> _REQUEST_: Determine how many lines contain the string "label" and reply with that number alone.

──────── DATA TO USE ────────

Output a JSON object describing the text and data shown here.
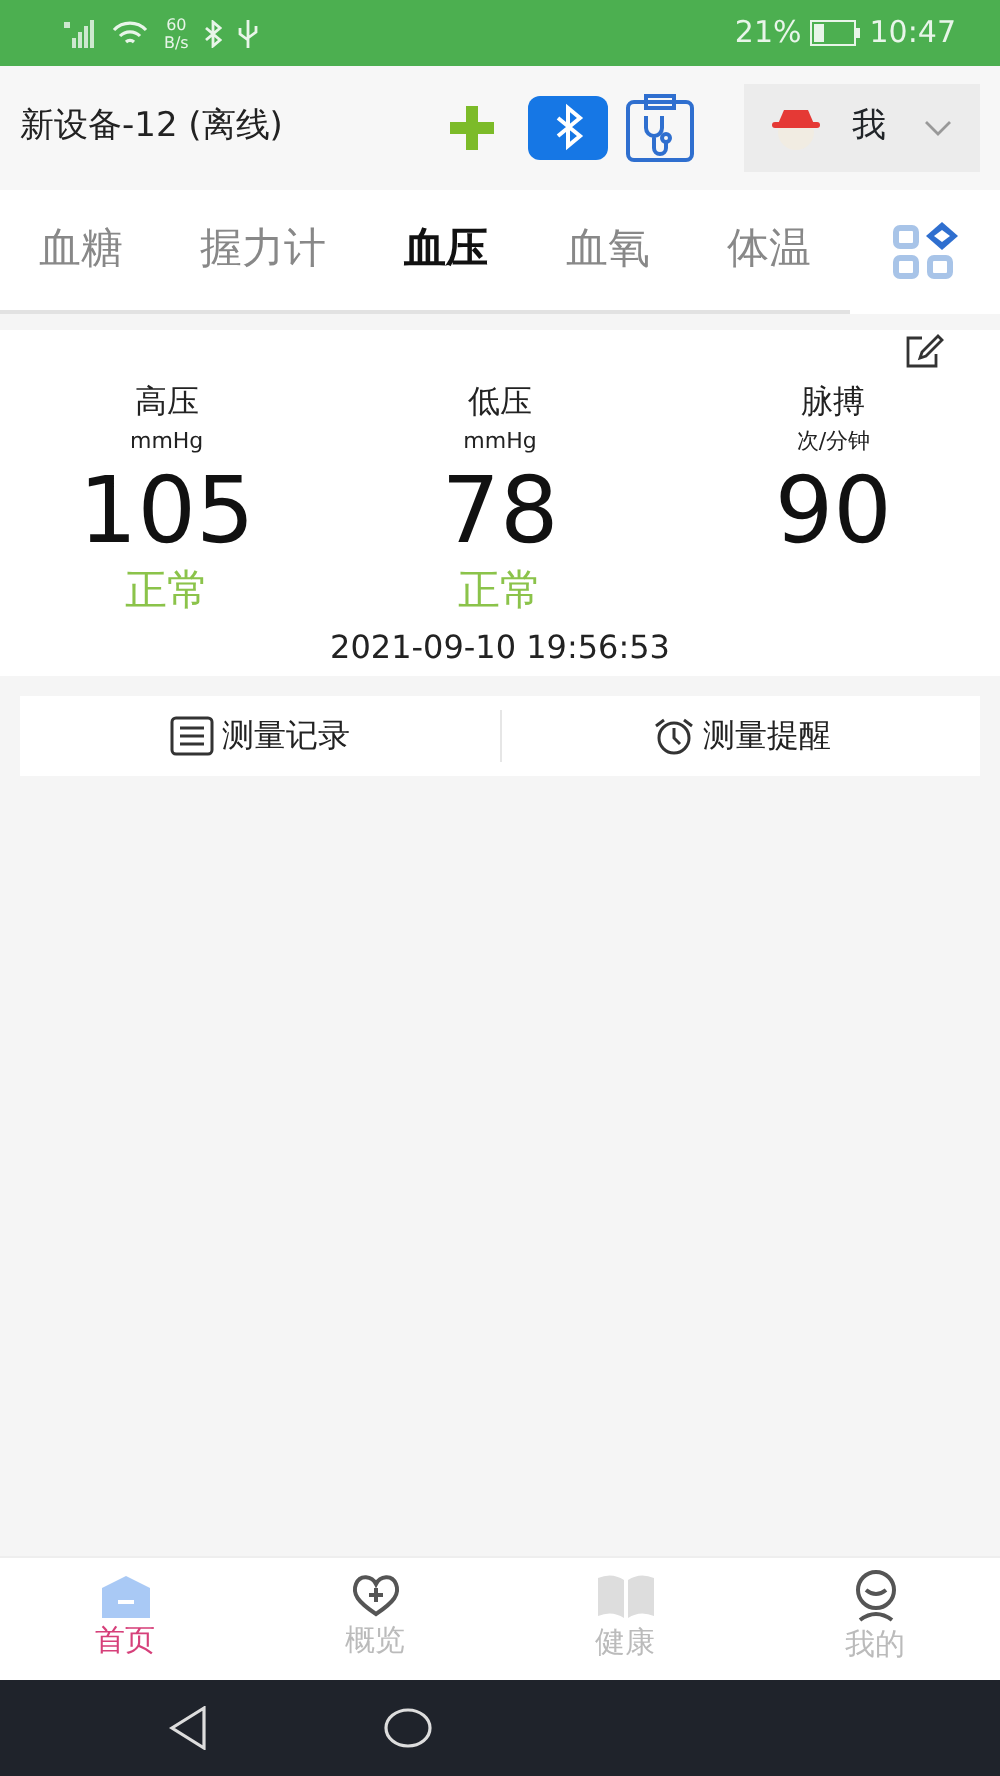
{
  "status_bar": {
    "speed": "60",
    "speed_unit": "B/s",
    "battery": "21%",
    "time": "10:47"
  },
  "header": {
    "device": "新设备-12 (离线)",
    "user": "我"
  },
  "tabs": [
    {
      "label": "血糖",
      "selected": false
    },
    {
      "label": "握力计",
      "selected": false
    },
    {
      "label": "血压",
      "selected": true
    },
    {
      "label": "血氧",
      "selected": false
    },
    {
      "label": "体温",
      "selected": false
    }
  ],
  "readings": [
    {
      "name": "高压",
      "unit": "mmHg",
      "value": "105",
      "status": "正常"
    },
    {
      "name": "低压",
      "unit": "mmHg",
      "value": "78",
      "status": "正常"
    },
    {
      "name": "脉搏",
      "unit": "次/分钟",
      "value": "90"
    }
  ],
  "timestamp": "2021-09-10 19:56:53",
  "actions": [
    {
      "kind": "records",
      "label": "测量记录"
    },
    {
      "kind": "reminder",
      "label": "测量提醒"
    }
  ],
  "bottom_nav": [
    {
      "kind": "home",
      "label": "首页",
      "selected": true
    },
    {
      "kind": "overview",
      "label": "概览",
      "selected": false
    },
    {
      "kind": "health",
      "label": "健康",
      "selected": false
    },
    {
      "kind": "me",
      "label": "我的",
      "selected": false
    }
  ]
}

────────

> _RESULT OF THIS EXERCISE_: 11